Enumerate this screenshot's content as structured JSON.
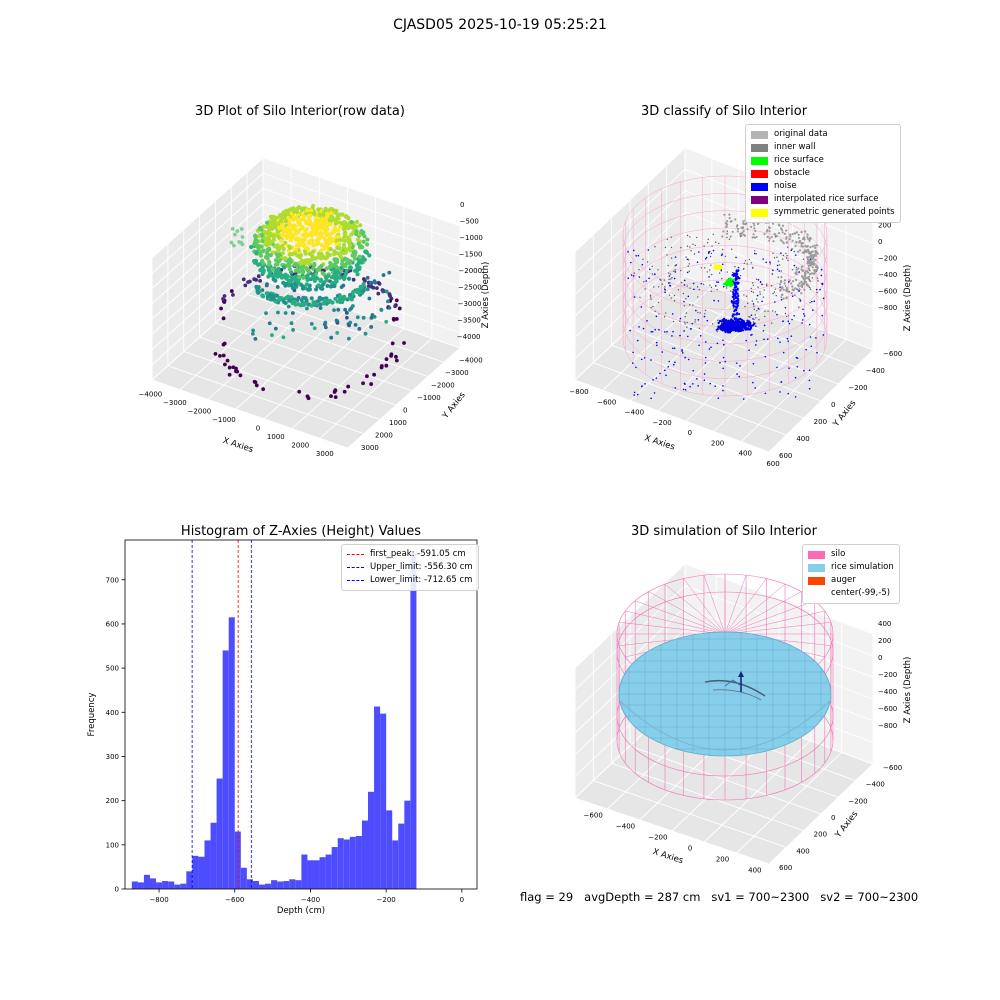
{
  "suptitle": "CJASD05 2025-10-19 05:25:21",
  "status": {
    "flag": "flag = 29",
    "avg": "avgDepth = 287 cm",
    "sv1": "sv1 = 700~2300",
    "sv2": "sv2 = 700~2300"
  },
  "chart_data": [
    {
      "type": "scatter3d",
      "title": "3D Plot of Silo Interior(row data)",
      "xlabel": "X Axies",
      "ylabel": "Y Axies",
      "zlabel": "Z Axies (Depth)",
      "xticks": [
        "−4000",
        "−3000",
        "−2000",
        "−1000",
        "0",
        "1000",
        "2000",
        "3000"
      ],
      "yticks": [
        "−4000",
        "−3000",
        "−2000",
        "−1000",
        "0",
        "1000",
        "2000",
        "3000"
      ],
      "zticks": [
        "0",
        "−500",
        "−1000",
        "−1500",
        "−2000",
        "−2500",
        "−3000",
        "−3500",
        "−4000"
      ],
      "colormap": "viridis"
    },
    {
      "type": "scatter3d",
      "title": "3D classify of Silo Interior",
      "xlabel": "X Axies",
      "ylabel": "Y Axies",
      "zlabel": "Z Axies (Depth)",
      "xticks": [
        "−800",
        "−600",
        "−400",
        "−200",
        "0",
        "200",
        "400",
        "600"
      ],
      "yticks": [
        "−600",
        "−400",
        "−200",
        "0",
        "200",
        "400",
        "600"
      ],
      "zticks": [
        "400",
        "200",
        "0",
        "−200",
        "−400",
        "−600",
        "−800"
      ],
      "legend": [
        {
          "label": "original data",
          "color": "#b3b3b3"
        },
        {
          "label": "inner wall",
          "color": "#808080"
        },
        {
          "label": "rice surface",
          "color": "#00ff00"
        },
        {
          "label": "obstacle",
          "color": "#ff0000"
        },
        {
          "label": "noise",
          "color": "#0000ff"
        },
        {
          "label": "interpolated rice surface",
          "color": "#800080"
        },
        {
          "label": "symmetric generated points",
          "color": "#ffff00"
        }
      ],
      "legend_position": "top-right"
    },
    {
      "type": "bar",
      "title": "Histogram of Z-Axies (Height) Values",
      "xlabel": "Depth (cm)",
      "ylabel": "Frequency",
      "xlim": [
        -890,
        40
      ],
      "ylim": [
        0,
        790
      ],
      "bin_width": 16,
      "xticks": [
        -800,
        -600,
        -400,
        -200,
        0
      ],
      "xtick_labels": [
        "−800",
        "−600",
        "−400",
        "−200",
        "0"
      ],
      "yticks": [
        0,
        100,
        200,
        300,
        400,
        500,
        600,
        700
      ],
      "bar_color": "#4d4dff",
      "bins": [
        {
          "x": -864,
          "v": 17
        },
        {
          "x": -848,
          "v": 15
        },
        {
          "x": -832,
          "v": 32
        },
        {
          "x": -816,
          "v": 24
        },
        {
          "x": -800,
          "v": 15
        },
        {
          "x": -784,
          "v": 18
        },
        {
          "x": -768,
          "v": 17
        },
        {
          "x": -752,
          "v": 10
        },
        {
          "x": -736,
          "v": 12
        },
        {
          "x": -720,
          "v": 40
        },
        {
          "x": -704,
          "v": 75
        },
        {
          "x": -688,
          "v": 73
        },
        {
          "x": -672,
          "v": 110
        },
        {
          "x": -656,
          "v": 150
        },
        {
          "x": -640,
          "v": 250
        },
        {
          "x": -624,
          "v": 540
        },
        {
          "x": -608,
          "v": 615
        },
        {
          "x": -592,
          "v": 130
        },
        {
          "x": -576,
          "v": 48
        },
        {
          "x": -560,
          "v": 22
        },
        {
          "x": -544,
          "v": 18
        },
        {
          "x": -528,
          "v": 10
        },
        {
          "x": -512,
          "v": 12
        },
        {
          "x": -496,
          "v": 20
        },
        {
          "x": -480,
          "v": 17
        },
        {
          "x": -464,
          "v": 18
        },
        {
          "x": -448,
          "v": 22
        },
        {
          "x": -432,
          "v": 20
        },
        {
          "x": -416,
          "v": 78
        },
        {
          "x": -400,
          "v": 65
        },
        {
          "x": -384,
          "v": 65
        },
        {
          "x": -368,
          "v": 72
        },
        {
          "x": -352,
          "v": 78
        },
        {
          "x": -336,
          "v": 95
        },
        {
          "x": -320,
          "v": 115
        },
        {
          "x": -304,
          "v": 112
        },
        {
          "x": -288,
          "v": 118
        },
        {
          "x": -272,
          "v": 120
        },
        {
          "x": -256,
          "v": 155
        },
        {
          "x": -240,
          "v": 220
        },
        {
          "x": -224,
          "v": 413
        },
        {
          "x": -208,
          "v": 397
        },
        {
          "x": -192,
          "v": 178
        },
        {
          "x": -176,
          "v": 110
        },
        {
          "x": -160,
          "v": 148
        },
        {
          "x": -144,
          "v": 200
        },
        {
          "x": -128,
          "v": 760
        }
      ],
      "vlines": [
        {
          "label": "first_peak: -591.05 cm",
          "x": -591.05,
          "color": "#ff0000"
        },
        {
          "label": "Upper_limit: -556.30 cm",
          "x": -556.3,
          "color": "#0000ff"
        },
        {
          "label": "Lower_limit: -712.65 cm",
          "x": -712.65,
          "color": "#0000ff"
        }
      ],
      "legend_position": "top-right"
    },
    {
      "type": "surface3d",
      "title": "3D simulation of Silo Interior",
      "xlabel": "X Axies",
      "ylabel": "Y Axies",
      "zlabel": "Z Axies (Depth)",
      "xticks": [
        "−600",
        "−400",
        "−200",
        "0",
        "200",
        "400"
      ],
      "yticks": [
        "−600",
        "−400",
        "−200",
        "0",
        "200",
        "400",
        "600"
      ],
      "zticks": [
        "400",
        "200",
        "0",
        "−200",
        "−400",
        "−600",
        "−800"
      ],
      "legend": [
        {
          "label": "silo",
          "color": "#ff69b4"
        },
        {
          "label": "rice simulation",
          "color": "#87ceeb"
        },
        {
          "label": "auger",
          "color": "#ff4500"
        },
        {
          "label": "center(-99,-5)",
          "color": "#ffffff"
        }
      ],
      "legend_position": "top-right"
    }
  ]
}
---
Count how many lines of the material hold the string "type". Give the number and nothing more.

4